(Work required) Go through the listing and write out all of it exactly.

(Entries provided)
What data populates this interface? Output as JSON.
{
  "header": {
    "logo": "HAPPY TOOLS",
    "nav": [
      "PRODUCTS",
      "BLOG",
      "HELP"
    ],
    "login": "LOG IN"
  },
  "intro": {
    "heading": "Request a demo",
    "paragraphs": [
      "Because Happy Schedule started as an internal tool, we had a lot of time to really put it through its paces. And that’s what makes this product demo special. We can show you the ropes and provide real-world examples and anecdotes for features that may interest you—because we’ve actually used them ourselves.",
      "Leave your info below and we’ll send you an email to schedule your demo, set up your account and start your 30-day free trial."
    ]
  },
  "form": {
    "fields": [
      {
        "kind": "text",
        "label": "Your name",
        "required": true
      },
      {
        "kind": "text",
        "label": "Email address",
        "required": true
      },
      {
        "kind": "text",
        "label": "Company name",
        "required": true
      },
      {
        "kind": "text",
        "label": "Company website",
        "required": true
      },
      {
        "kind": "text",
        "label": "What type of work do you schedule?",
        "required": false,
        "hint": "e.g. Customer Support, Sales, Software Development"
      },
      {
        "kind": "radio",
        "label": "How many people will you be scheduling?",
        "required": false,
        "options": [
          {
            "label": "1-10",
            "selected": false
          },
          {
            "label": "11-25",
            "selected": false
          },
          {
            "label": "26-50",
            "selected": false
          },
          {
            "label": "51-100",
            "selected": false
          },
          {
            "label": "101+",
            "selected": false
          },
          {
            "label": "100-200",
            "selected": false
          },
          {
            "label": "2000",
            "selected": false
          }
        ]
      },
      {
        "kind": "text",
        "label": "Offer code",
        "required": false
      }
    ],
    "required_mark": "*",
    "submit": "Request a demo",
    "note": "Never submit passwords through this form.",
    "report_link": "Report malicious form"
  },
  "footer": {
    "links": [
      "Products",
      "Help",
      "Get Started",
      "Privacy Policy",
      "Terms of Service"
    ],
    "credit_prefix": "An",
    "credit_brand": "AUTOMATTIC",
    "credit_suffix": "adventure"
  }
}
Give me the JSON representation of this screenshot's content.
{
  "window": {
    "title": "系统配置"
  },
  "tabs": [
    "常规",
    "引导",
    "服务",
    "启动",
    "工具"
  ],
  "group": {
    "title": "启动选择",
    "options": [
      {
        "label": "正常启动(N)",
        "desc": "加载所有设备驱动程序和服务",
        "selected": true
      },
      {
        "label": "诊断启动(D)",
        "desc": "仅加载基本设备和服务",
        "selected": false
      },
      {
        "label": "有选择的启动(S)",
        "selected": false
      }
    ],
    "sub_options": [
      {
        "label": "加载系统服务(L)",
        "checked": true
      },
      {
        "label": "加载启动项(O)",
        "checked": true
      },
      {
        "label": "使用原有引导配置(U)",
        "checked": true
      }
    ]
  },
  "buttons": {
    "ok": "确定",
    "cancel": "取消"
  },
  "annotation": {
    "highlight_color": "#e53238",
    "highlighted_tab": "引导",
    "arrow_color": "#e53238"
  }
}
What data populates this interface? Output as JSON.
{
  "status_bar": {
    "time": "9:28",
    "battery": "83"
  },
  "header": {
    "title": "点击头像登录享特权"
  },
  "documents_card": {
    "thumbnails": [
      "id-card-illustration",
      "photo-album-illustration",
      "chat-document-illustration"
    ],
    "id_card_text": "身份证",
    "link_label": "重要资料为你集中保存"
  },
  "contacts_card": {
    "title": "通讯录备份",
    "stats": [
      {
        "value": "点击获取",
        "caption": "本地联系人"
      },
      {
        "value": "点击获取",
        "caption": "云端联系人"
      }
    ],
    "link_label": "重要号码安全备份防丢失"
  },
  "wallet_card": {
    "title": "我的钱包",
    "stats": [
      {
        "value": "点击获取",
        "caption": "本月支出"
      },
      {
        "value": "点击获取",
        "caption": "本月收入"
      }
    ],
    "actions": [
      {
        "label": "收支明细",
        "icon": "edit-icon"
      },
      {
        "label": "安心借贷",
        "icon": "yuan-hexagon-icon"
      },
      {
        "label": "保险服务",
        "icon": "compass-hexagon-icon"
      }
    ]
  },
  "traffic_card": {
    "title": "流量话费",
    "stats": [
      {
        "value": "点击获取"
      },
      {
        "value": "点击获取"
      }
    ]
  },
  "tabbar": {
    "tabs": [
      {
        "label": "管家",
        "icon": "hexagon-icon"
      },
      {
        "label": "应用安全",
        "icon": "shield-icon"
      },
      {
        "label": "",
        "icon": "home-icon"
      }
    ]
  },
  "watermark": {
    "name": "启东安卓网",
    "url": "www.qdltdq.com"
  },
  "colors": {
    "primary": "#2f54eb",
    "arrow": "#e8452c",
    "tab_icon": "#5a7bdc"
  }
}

(Result of the exercise)
What data populates this interface? Output as JSON.
{
  "header": {
    "logo": "HAPPY TOOLS",
    "nav": [
      "PRODUCTS",
      "BLOG",
      "HELP"
    ],
    "login": "LOG IN"
  },
  "intro": {
    "heading": "Request a demo",
    "paragraphs": [
      "Because Happy Schedule started as an internal tool, we had a lot of time to really put it through its paces. And that’s what makes this product demo special. We can show you the ropes and provide real-world examples and anecdotes for features that may interest you—because we’ve actually used them ourselves.",
      "Leave your info below and we’ll send you an email to schedule your demo, set up your account and start your 30-day free trial."
    ]
  },
  "form": {
    "fields": [
      {
        "kind": "text",
        "label": "Your name",
        "required": true
      },
      {
        "kind": "text",
        "label": "Email address",
        "required": true
      },
      {
        "kind": "text",
        "label": "Company name",
        "required": true
      },
      {
        "kind": "text",
        "label": "Company website",
        "required": true
      },
      {
        "kind": "text",
        "label": "What type of work do you schedule?",
        "required": false,
        "hint": "e.g. Customer Support, Sales, Software Development"
      },
      {
        "kind": "radio",
        "label": "How many people will you be scheduling?",
        "required": false,
        "options": [
          {
            "label": "1-10",
            "selected": false
          },
          {
            "label": "11-25",
            "selected": false
          },
          {
            "label": "26-50",
            "selected": false
          },
          {
            "label": "51-100",
            "selected": false
          },
          {
            "label": "101+",
            "selected": false
          },
          {
            "label": "100-200",
            "selected": false
          },
          {
            "label": "2000",
            "selected": false
          }
        ]
      },
      {
        "kind": "text",
        "label": "Offer code",
        "required": false
      }
    ],
    "required_mark": "*",
    "submit": "Request a demo",
    "note": "Never submit passwords through this form.",
    "report_link": "Report malicious form"
  },
  "footer": {
    "links": [
      "Products",
      "Help",
      "Get Started",
      "Privacy Policy",
      "Terms of Service"
    ],
    "credit_prefix": "An",
    "credit_brand": "AUTOMATTIC",
    "credit_suffix": "adventure"
  }
}
Give me the JSON representation of this screenshot's content.
{
  "window": {
    "title": "系统配置"
  },
  "tabs": [
    "常规",
    "引导",
    "服务",
    "启动",
    "工具"
  ],
  "group": {
    "title": "启动选择",
    "options": [
      {
        "label": "正常启动(N)",
        "desc": "加载所有设备驱动程序和服务",
        "selected": true
      },
      {
        "label": "诊断启动(D)",
        "desc": "仅加载基本设备和服务",
        "selected": false
      },
      {
        "label": "有选择的启动(S)",
        "selected": false
      }
    ],
    "sub_options": [
      {
        "label": "加载系统服务(L)",
        "checked": true
      },
      {
        "label": "加载启动项(O)",
        "checked": true
      },
      {
        "label": "使用原有引导配置(U)",
        "checked": true
      }
    ]
  },
  "buttons": {
    "ok": "确定",
    "cancel": "取消"
  },
  "annotation": {
    "highlight_color": "#e53238",
    "highlighted_tab": "引导",
    "arrow_color": "#e53238"
  }
}
What data populates this interface? Output as JSON.
{
  "status_bar": {
    "time": "9:28",
    "battery": "83"
  },
  "header": {
    "title": "点击头像登录享特权"
  },
  "documents_card": {
    "thumbnails": [
      "id-card-illustration",
      "photo-album-illustration",
      "chat-document-illustration"
    ],
    "id_card_text": "身份证",
    "link_label": "重要资料为你集中保存"
  },
  "contacts_card": {
    "title": "通讯录备份",
    "stats": [
      {
        "value": "点击获取",
        "caption": "本地联系人"
      },
      {
        "value": "点击获取",
        "caption": "云端联系人"
      }
    ],
    "link_label": "重要号码安全备份防丢失"
  },
  "wallet_card": {
    "title": "我的钱包",
    "stats": [
      {
        "value": "点击获取",
        "caption": "本月支出"
      },
      {
        "value": "点击获取",
        "caption": "本月收入"
      }
    ],
    "actions": [
      {
        "label": "收支明细",
        "icon": "edit-icon"
      },
      {
        "label": "安心借贷",
        "icon": "yuan-hexagon-icon"
      },
      {
        "label": "保险服务",
        "icon": "compass-hexagon-icon"
      }
    ]
  },
  "traffic_card": {
    "title": "流量话费",
    "stats": [
      {
        "value": "点击获取"
      },
      {
        "value": "点击获取"
      }
    ]
  },
  "tabbar": {
    "tabs": [
      {
        "label": "管家",
        "icon": "hexagon-icon"
      },
      {
        "label": "应用安全",
        "icon": "shield-icon"
      },
      {
        "label": "",
        "icon": "home-icon"
      }
    ]
  },
  "watermark": {
    "name": "启东安卓网",
    "url": "www.qdltdq.com"
  },
  "colors": {
    "primary": "#2f54eb",
    "arrow": "#e8452c",
    "tab_icon": "#5a7bdc"
  }
}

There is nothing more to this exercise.